> _WRITTEN EXERCISE_:
Locate the string "values" throughout the material and copy every line in which it occurs.

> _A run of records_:
------------------------------------
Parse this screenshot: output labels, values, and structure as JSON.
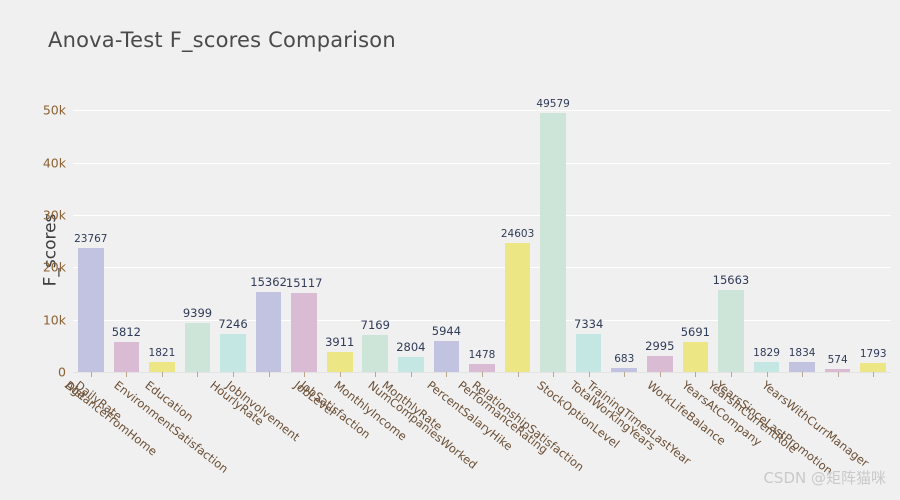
{
  "chart_data": {
    "type": "bar",
    "title": "Anova-Test F_scores Comparison",
    "xlabel": "",
    "ylabel": "F_scores",
    "ylim": [
      0,
      52000
    ],
    "yticks": [
      0,
      10000,
      20000,
      30000,
      40000,
      50000
    ],
    "ytick_labels": [
      "0",
      "10k",
      "20k",
      "30k",
      "40k",
      "50k"
    ],
    "grid": true,
    "legend": "none",
    "categories": [
      "Age",
      "DailyRate",
      "DistanceFromHome",
      "Education",
      "EnvironmentSatisfaction",
      "HourlyRate",
      "JobInvolvement",
      "JobLevel",
      "JobSatisfaction",
      "MonthlyIncome",
      "MonthlyRate",
      "NumCompaniesWorked",
      "PercentSalaryHike",
      "PerformanceRating",
      "RelationshipSatisfaction",
      "StockOptionLevel",
      "TotalWorkingYears",
      "TrainingTimesLastYear",
      "WorkLifeBalance",
      "YearsAtCompany",
      "YearsInCurrentRole",
      "YearsSinceLastPromotion",
      "YearsWithCurrManager"
    ],
    "values": [
      23767,
      5812,
      1821,
      9399,
      7246,
      15362,
      15117,
      3911,
      7169,
      2804,
      5944,
      1478,
      24603,
      49579,
      7334,
      683,
      2995,
      5691,
      15663,
      1829,
      1834,
      574,
      1793
    ],
    "value_labels": [
      "23767",
      "5812",
      "1821",
      "9399",
      "7246",
      "15362",
      "15117",
      "3911",
      "7169",
      "2804",
      "5944",
      "1478",
      "24603",
      "49579",
      "7334",
      "683",
      "2995",
      "5691",
      "15663",
      "1829",
      "1834",
      "574",
      "1793"
    ],
    "bar_colors": [
      "#c2c3e0",
      "#d9bcd4",
      "#ece684",
      "#cde4d8",
      "#c4e7e4",
      "#c2c3e0",
      "#d9bcd4",
      "#ece684",
      "#cde4d8",
      "#c4e7e4",
      "#c2c3e0",
      "#d9bcd4",
      "#ece684",
      "#cde4d8",
      "#c4e7e4",
      "#c2c3e0",
      "#d9bcd4",
      "#ece684",
      "#cde4d8",
      "#c4e7e4",
      "#c2c3e0",
      "#d9bcd4",
      "#ece684"
    ],
    "palette": [
      "#c2c3e0",
      "#d9bcd4",
      "#ece684",
      "#cde4d8",
      "#c4e7e4"
    ]
  },
  "style": {
    "background": "#f0f0f0",
    "title_color": "#4a4a4a",
    "axis_title_color": "#3d3d3d",
    "ytick_color": "#8a6233",
    "xtick_color": "#6b4f35",
    "value_label_color": "#2f3b57",
    "gridline_color": "#ffffff"
  },
  "watermark": {
    "text": "CSDN @矩阵猫咪"
  }
}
------------------------------------
> _RIGHT ANSWER_:
Parse this screenshot: output labels, values, and structure as JSON.
    "values": [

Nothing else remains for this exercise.